====== PROVIDED INFORMATION

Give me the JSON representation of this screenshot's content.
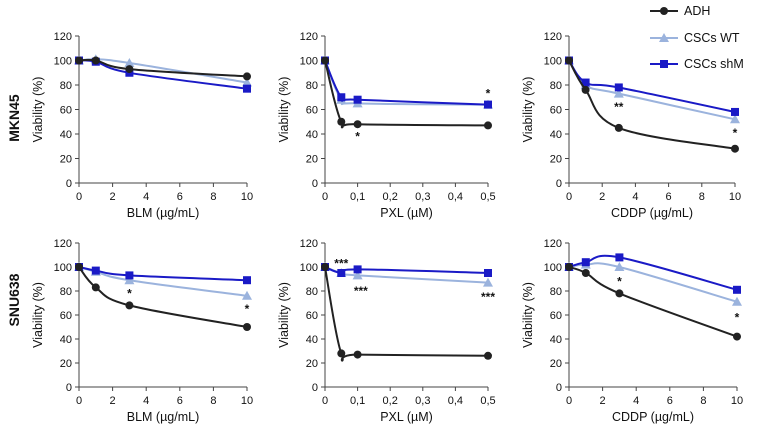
{
  "legend": [
    {
      "name": "ADH",
      "color": "#222222",
      "marker": "circle"
    },
    {
      "name": "CSCs WT",
      "color": "#9bb3dd",
      "marker": "triangle"
    },
    {
      "name": "CSCs shM",
      "color": "#1a1ac6",
      "marker": "square"
    }
  ],
  "row_labels": [
    "MKN45",
    "SNU638"
  ],
  "chart_data": [
    {
      "type": "line",
      "id": "mkn45-blm",
      "row": "MKN45",
      "xlabel": "BLM (µg/mL)",
      "ylabel": "Viability (%)",
      "xlim": [
        0,
        10
      ],
      "ylim": [
        0,
        120
      ],
      "xticks": [
        0,
        2,
        4,
        6,
        8,
        10
      ],
      "xtick_labels": [
        "0",
        "2",
        "4",
        "6",
        "8",
        "10"
      ],
      "yticks": [
        0,
        20,
        40,
        60,
        80,
        100,
        120
      ],
      "series": [
        {
          "name": "ADH",
          "x": [
            0,
            1,
            3,
            10
          ],
          "y": [
            100,
            100,
            93,
            87
          ]
        },
        {
          "name": "CSCs WT",
          "x": [
            0,
            1,
            3,
            10
          ],
          "y": [
            100,
            101,
            98,
            82
          ]
        },
        {
          "name": "CSCs shM",
          "x": [
            0,
            1,
            3,
            10
          ],
          "y": [
            100,
            99,
            90,
            77
          ]
        }
      ],
      "annotations": []
    },
    {
      "type": "line",
      "id": "mkn45-pxl",
      "row": "MKN45",
      "xlabel": "PXL (µM)",
      "ylabel": "Viability (%)",
      "xlim": [
        0,
        0.5
      ],
      "ylim": [
        0,
        120
      ],
      "xticks": [
        0,
        0.1,
        0.2,
        0.3,
        0.4,
        0.5
      ],
      "xtick_labels": [
        "0",
        "0,1",
        "0,2",
        "0,3",
        "0,4",
        "0,5"
      ],
      "yticks": [
        0,
        20,
        40,
        60,
        80,
        100,
        120
      ],
      "series": [
        {
          "name": "ADH",
          "x": [
            0,
            0.05,
            0.1,
            0.5
          ],
          "y": [
            100,
            50,
            48,
            47
          ]
        },
        {
          "name": "CSCs WT",
          "x": [
            0,
            0.05,
            0.1,
            0.5
          ],
          "y": [
            100,
            68,
            65,
            64
          ]
        },
        {
          "name": "CSCs shM",
          "x": [
            0,
            0.05,
            0.1,
            0.5
          ],
          "y": [
            100,
            70,
            68,
            64
          ]
        }
      ],
      "annotations": [
        {
          "x": 0.1,
          "y": 38,
          "text": "*"
        },
        {
          "x": 0.5,
          "y": 73,
          "text": "*"
        }
      ]
    },
    {
      "type": "line",
      "id": "mkn45-cddp",
      "row": "MKN45",
      "xlabel": "CDDP (µg/mL)",
      "ylabel": "Viability (%)",
      "xlim": [
        0,
        10
      ],
      "ylim": [
        0,
        120
      ],
      "xticks": [
        0,
        2,
        4,
        6,
        8,
        10
      ],
      "xtick_labels": [
        "0",
        "2",
        "4",
        "6",
        "8",
        "10"
      ],
      "yticks": [
        0,
        20,
        40,
        60,
        80,
        100,
        120
      ],
      "series": [
        {
          "name": "ADH",
          "x": [
            0,
            1,
            3,
            10
          ],
          "y": [
            100,
            76,
            45,
            28
          ]
        },
        {
          "name": "CSCs WT",
          "x": [
            0,
            1,
            3,
            10
          ],
          "y": [
            100,
            80,
            73,
            52
          ]
        },
        {
          "name": "CSCs shM",
          "x": [
            0,
            1,
            3,
            10
          ],
          "y": [
            100,
            82,
            78,
            58
          ]
        }
      ],
      "annotations": [
        {
          "x": 3,
          "y": 62,
          "text": "**"
        },
        {
          "x": 10,
          "y": 41,
          "text": "*"
        }
      ]
    },
    {
      "type": "line",
      "id": "snu638-blm",
      "row": "SNU638",
      "xlabel": "BLM (µg/mL)",
      "ylabel": "Viability (%)",
      "xlim": [
        0,
        10
      ],
      "ylim": [
        0,
        120
      ],
      "xticks": [
        0,
        2,
        4,
        6,
        8,
        10
      ],
      "xtick_labels": [
        "0",
        "2",
        "4",
        "6",
        "8",
        "10"
      ],
      "yticks": [
        0,
        20,
        40,
        60,
        80,
        100,
        120
      ],
      "series": [
        {
          "name": "ADH",
          "x": [
            0,
            1,
            3,
            10
          ],
          "y": [
            100,
            83,
            68,
            50
          ]
        },
        {
          "name": "CSCs WT",
          "x": [
            0,
            1,
            3,
            10
          ],
          "y": [
            100,
            96,
            89,
            76
          ]
        },
        {
          "name": "CSCs shM",
          "x": [
            0,
            1,
            3,
            10
          ],
          "y": [
            100,
            97,
            93,
            89
          ]
        }
      ],
      "annotations": [
        {
          "x": 3,
          "y": 78,
          "text": "*"
        },
        {
          "x": 10,
          "y": 65,
          "text": "*"
        }
      ]
    },
    {
      "type": "line",
      "id": "snu638-pxl",
      "row": "SNU638",
      "xlabel": "PXL (µM)",
      "ylabel": "Viability (%)",
      "xlim": [
        0,
        0.5
      ],
      "ylim": [
        0,
        120
      ],
      "xticks": [
        0,
        0.1,
        0.2,
        0.3,
        0.4,
        0.5
      ],
      "xtick_labels": [
        "0",
        "0,1",
        "0,2",
        "0,3",
        "0,4",
        "0,5"
      ],
      "yticks": [
        0,
        20,
        40,
        60,
        80,
        100,
        120
      ],
      "series": [
        {
          "name": "ADH",
          "x": [
            0,
            0.05,
            0.1,
            0.5
          ],
          "y": [
            100,
            28,
            27,
            26
          ]
        },
        {
          "name": "CSCs WT",
          "x": [
            0,
            0.05,
            0.1,
            0.5
          ],
          "y": [
            100,
            95,
            93,
            87
          ]
        },
        {
          "name": "CSCs shM",
          "x": [
            0,
            0.05,
            0.1,
            0.5
          ],
          "y": [
            100,
            95,
            98,
            95
          ]
        }
      ],
      "annotations": [
        {
          "x": 0.05,
          "y": 103,
          "text": "***"
        },
        {
          "x": 0.11,
          "y": 80,
          "text": "***"
        },
        {
          "x": 0.5,
          "y": 75,
          "text": "***"
        }
      ]
    },
    {
      "type": "line",
      "id": "snu638-cddp",
      "row": "SNU638",
      "xlabel": "CDDP (µg/mL)",
      "ylabel": "Viability (%)",
      "xlim": [
        0,
        10
      ],
      "ylim": [
        0,
        120
      ],
      "xticks": [
        0,
        2,
        4,
        6,
        8,
        10
      ],
      "xtick_labels": [
        "0",
        "2",
        "4",
        "6",
        "8",
        "10"
      ],
      "yticks": [
        0,
        20,
        40,
        60,
        80,
        100,
        120
      ],
      "series": [
        {
          "name": "ADH",
          "x": [
            0,
            1,
            3,
            10
          ],
          "y": [
            100,
            95,
            78,
            42
          ]
        },
        {
          "name": "CSCs WT",
          "x": [
            0,
            1,
            3,
            10
          ],
          "y": [
            100,
            102,
            100,
            71
          ]
        },
        {
          "name": "CSCs shM",
          "x": [
            0,
            1,
            3,
            10
          ],
          "y": [
            100,
            104,
            108,
            81
          ]
        }
      ],
      "annotations": [
        {
          "x": 3,
          "y": 88,
          "text": "*"
        },
        {
          "x": 10,
          "y": 58,
          "text": "*"
        }
      ]
    }
  ]
}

============

Except for the pictures, copy every line of the records above exactly.

Give me the JSON representation of this screenshot's content.
{
  "legend": [
    {
      "name": "ADH",
      "color": "#222222",
      "marker": "circle"
    },
    {
      "name": "CSCs WT",
      "color": "#9bb3dd",
      "marker": "triangle"
    },
    {
      "name": "CSCs shM",
      "color": "#1a1ac6",
      "marker": "square"
    }
  ],
  "row_labels": [
    "MKN45",
    "SNU638"
  ],
  "chart_data": [
    {
      "type": "line",
      "id": "mkn45-blm",
      "row": "MKN45",
      "xlabel": "BLM (µg/mL)",
      "ylabel": "Viability (%)",
      "xlim": [
        0,
        10
      ],
      "ylim": [
        0,
        120
      ],
      "xticks": [
        0,
        2,
        4,
        6,
        8,
        10
      ],
      "xtick_labels": [
        "0",
        "2",
        "4",
        "6",
        "8",
        "10"
      ],
      "yticks": [
        0,
        20,
        40,
        60,
        80,
        100,
        120
      ],
      "series": [
        {
          "name": "ADH",
          "x": [
            0,
            1,
            3,
            10
          ],
          "y": [
            100,
            100,
            93,
            87
          ]
        },
        {
          "name": "CSCs WT",
          "x": [
            0,
            1,
            3,
            10
          ],
          "y": [
            100,
            101,
            98,
            82
          ]
        },
        {
          "name": "CSCs shM",
          "x": [
            0,
            1,
            3,
            10
          ],
          "y": [
            100,
            99,
            90,
            77
          ]
        }
      ],
      "annotations": []
    },
    {
      "type": "line",
      "id": "mkn45-pxl",
      "row": "MKN45",
      "xlabel": "PXL (µM)",
      "ylabel": "Viability (%)",
      "xlim": [
        0,
        0.5
      ],
      "ylim": [
        0,
        120
      ],
      "xticks": [
        0,
        0.1,
        0.2,
        0.3,
        0.4,
        0.5
      ],
      "xtick_labels": [
        "0",
        "0,1",
        "0,2",
        "0,3",
        "0,4",
        "0,5"
      ],
      "yticks": [
        0,
        20,
        40,
        60,
        80,
        100,
        120
      ],
      "series": [
        {
          "name": "ADH",
          "x": [
            0,
            0.05,
            0.1,
            0.5
          ],
          "y": [
            100,
            50,
            48,
            47
          ]
        },
        {
          "name": "CSCs WT",
          "x": [
            0,
            0.05,
            0.1,
            0.5
          ],
          "y": [
            100,
            68,
            65,
            64
          ]
        },
        {
          "name": "CSCs shM",
          "x": [
            0,
            0.05,
            0.1,
            0.5
          ],
          "y": [
            100,
            70,
            68,
            64
          ]
        }
      ],
      "annotations": [
        {
          "x": 0.1,
          "y": 38,
          "text": "*"
        },
        {
          "x": 0.5,
          "y": 73,
          "text": "*"
        }
      ]
    },
    {
      "type": "line",
      "id": "mkn45-cddp",
      "row": "MKN45",
      "xlabel": "CDDP (µg/mL)",
      "ylabel": "Viability (%)",
      "xlim": [
        0,
        10
      ],
      "ylim": [
        0,
        120
      ],
      "xticks": [
        0,
        2,
        4,
        6,
        8,
        10
      ],
      "xtick_labels": [
        "0",
        "2",
        "4",
        "6",
        "8",
        "10"
      ],
      "yticks": [
        0,
        20,
        40,
        60,
        80,
        100,
        120
      ],
      "series": [
        {
          "name": "ADH",
          "x": [
            0,
            1,
            3,
            10
          ],
          "y": [
            100,
            76,
            45,
            28
          ]
        },
        {
          "name": "CSCs WT",
          "x": [
            0,
            1,
            3,
            10
          ],
          "y": [
            100,
            80,
            73,
            52
          ]
        },
        {
          "name": "CSCs shM",
          "x": [
            0,
            1,
            3,
            10
          ],
          "y": [
            100,
            82,
            78,
            58
          ]
        }
      ],
      "annotations": [
        {
          "x": 3,
          "y": 62,
          "text": "**"
        },
        {
          "x": 10,
          "y": 41,
          "text": "*"
        }
      ]
    },
    {
      "type": "line",
      "id": "snu638-blm",
      "row": "SNU638",
      "xlabel": "BLM (µg/mL)",
      "ylabel": "Viability (%)",
      "xlim": [
        0,
        10
      ],
      "ylim": [
        0,
        120
      ],
      "xticks": [
        0,
        2,
        4,
        6,
        8,
        10
      ],
      "xtick_labels": [
        "0",
        "2",
        "4",
        "6",
        "8",
        "10"
      ],
      "yticks": [
        0,
        20,
        40,
        60,
        80,
        100,
        120
      ],
      "series": [
        {
          "name": "ADH",
          "x": [
            0,
            1,
            3,
            10
          ],
          "y": [
            100,
            83,
            68,
            50
          ]
        },
        {
          "name": "CSCs WT",
          "x": [
            0,
            1,
            3,
            10
          ],
          "y": [
            100,
            96,
            89,
            76
          ]
        },
        {
          "name": "CSCs shM",
          "x": [
            0,
            1,
            3,
            10
          ],
          "y": [
            100,
            97,
            93,
            89
          ]
        }
      ],
      "annotations": [
        {
          "x": 3,
          "y": 78,
          "text": "*"
        },
        {
          "x": 10,
          "y": 65,
          "text": "*"
        }
      ]
    },
    {
      "type": "line",
      "id": "snu638-pxl",
      "row": "SNU638",
      "xlabel": "PXL (µM)",
      "ylabel": "Viability (%)",
      "xlim": [
        0,
        0.5
      ],
      "ylim": [
        0,
        120
      ],
      "xticks": [
        0,
        0.1,
        0.2,
        0.3,
        0.4,
        0.5
      ],
      "xtick_labels": [
        "0",
        "0,1",
        "0,2",
        "0,3",
        "0,4",
        "0,5"
      ],
      "yticks": [
        0,
        20,
        40,
        60,
        80,
        100,
        120
      ],
      "series": [
        {
          "name": "ADH",
          "x": [
            0,
            0.05,
            0.1,
            0.5
          ],
          "y": [
            100,
            28,
            27,
            26
          ]
        },
        {
          "name": "CSCs WT",
          "x": [
            0,
            0.05,
            0.1,
            0.5
          ],
          "y": [
            100,
            95,
            93,
            87
          ]
        },
        {
          "name": "CSCs shM",
          "x": [
            0,
            0.05,
            0.1,
            0.5
          ],
          "y": [
            100,
            95,
            98,
            95
          ]
        }
      ],
      "annotations": [
        {
          "x": 0.05,
          "y": 103,
          "text": "***"
        },
        {
          "x": 0.11,
          "y": 80,
          "text": "***"
        },
        {
          "x": 0.5,
          "y": 75,
          "text": "***"
        }
      ]
    },
    {
      "type": "line",
      "id": "snu638-cddp",
      "row": "SNU638",
      "xlabel": "CDDP (µg/mL)",
      "ylabel": "Viability (%)",
      "xlim": [
        0,
        10
      ],
      "ylim": [
        0,
        120
      ],
      "xticks": [
        0,
        2,
        4,
        6,
        8,
        10
      ],
      "xtick_labels": [
        "0",
        "2",
        "4",
        "6",
        "8",
        "10"
      ],
      "yticks": [
        0,
        20,
        40,
        60,
        80,
        100,
        120
      ],
      "series": [
        {
          "name": "ADH",
          "x": [
            0,
            1,
            3,
            10
          ],
          "y": [
            100,
            95,
            78,
            42
          ]
        },
        {
          "name": "CSCs WT",
          "x": [
            0,
            1,
            3,
            10
          ],
          "y": [
            100,
            102,
            100,
            71
          ]
        },
        {
          "name": "CSCs shM",
          "x": [
            0,
            1,
            3,
            10
          ],
          "y": [
            100,
            104,
            108,
            81
          ]
        }
      ],
      "annotations": [
        {
          "x": 3,
          "y": 88,
          "text": "*"
        },
        {
          "x": 10,
          "y": 58,
          "text": "*"
        }
      ]
    }
  ]
}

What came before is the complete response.